- Task directions: Show every line in the records below that contains the word "eenkleinv".

- Information supplied:
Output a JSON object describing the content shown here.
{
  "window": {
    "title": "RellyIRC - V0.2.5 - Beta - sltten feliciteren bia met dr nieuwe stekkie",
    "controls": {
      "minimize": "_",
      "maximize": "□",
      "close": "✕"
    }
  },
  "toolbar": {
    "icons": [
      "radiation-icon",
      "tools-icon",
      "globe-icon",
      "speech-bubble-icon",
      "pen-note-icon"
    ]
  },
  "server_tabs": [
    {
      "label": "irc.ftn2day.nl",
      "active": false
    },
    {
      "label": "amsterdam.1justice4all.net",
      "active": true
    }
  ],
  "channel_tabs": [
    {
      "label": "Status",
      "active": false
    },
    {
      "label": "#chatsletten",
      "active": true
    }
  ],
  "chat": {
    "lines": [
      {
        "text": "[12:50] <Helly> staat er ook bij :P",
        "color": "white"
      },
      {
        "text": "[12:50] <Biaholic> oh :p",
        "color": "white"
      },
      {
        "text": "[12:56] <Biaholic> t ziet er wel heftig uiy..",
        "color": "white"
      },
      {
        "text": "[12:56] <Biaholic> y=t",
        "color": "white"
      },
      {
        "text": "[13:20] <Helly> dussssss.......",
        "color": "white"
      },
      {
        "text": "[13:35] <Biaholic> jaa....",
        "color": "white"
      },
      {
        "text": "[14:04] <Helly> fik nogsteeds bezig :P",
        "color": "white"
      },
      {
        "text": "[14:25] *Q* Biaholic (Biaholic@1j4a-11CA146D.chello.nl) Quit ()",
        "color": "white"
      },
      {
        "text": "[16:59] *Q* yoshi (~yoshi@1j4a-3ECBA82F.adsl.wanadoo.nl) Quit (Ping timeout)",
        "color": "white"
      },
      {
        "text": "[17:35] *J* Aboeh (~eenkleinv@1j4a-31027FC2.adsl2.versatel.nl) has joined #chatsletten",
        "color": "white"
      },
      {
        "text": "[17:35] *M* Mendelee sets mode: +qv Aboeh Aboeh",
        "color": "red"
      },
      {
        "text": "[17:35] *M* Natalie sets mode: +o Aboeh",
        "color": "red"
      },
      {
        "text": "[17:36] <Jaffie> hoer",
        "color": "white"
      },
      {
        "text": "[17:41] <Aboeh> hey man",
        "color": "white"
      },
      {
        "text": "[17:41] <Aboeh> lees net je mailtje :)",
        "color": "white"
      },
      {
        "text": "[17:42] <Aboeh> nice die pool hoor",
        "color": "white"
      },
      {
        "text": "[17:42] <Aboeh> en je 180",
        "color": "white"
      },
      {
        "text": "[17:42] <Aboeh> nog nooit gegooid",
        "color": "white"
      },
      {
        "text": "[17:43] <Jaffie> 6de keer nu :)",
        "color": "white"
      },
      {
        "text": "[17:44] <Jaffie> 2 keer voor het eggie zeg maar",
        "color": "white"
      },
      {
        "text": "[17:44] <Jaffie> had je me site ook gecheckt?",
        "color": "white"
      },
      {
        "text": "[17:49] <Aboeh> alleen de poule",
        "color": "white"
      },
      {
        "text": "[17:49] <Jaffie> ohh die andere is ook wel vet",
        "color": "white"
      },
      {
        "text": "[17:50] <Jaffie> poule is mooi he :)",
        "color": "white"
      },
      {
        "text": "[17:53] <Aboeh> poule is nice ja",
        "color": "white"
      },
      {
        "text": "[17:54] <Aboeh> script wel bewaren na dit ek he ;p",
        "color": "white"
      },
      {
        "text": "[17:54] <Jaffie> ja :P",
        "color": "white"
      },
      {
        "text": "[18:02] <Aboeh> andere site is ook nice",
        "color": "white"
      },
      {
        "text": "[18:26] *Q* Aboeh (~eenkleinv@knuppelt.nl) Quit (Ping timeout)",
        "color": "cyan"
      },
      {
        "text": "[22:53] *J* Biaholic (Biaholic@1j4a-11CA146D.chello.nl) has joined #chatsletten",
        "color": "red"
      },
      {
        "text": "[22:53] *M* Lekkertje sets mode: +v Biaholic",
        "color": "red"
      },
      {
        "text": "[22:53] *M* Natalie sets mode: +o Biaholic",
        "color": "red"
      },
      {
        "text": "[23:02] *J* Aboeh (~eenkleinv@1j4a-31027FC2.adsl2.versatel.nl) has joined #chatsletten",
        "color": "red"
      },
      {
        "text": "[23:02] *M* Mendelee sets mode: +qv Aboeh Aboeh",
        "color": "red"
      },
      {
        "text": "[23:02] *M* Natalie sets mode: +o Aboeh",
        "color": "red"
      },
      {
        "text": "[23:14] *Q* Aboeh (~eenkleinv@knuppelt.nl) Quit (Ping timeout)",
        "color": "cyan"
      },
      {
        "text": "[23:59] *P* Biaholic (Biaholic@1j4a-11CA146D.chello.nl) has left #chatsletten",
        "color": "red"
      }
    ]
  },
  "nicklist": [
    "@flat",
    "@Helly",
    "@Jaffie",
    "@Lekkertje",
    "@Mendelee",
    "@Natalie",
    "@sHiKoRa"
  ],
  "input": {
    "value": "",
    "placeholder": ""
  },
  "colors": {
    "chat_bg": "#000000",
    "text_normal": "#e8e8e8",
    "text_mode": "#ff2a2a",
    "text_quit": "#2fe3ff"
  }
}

- Solution:
        "text": "[17:35] *J* Aboeh (~eenkleinv@1j4a-31027FC2.adsl2.versatel.nl) has joined #chatsletten",
        "text": "[18:26] *Q* Aboeh (~eenkleinv@knuppelt.nl) Quit (Ping timeout)",
        "text": "[23:02] *J* Aboeh (~eenkleinv@1j4a-31027FC2.adsl2.versatel.nl) has joined #chatsletten",
        "text": "[23:14] *Q* Aboeh (~eenkleinv@knuppelt.nl) Quit (Ping timeout)",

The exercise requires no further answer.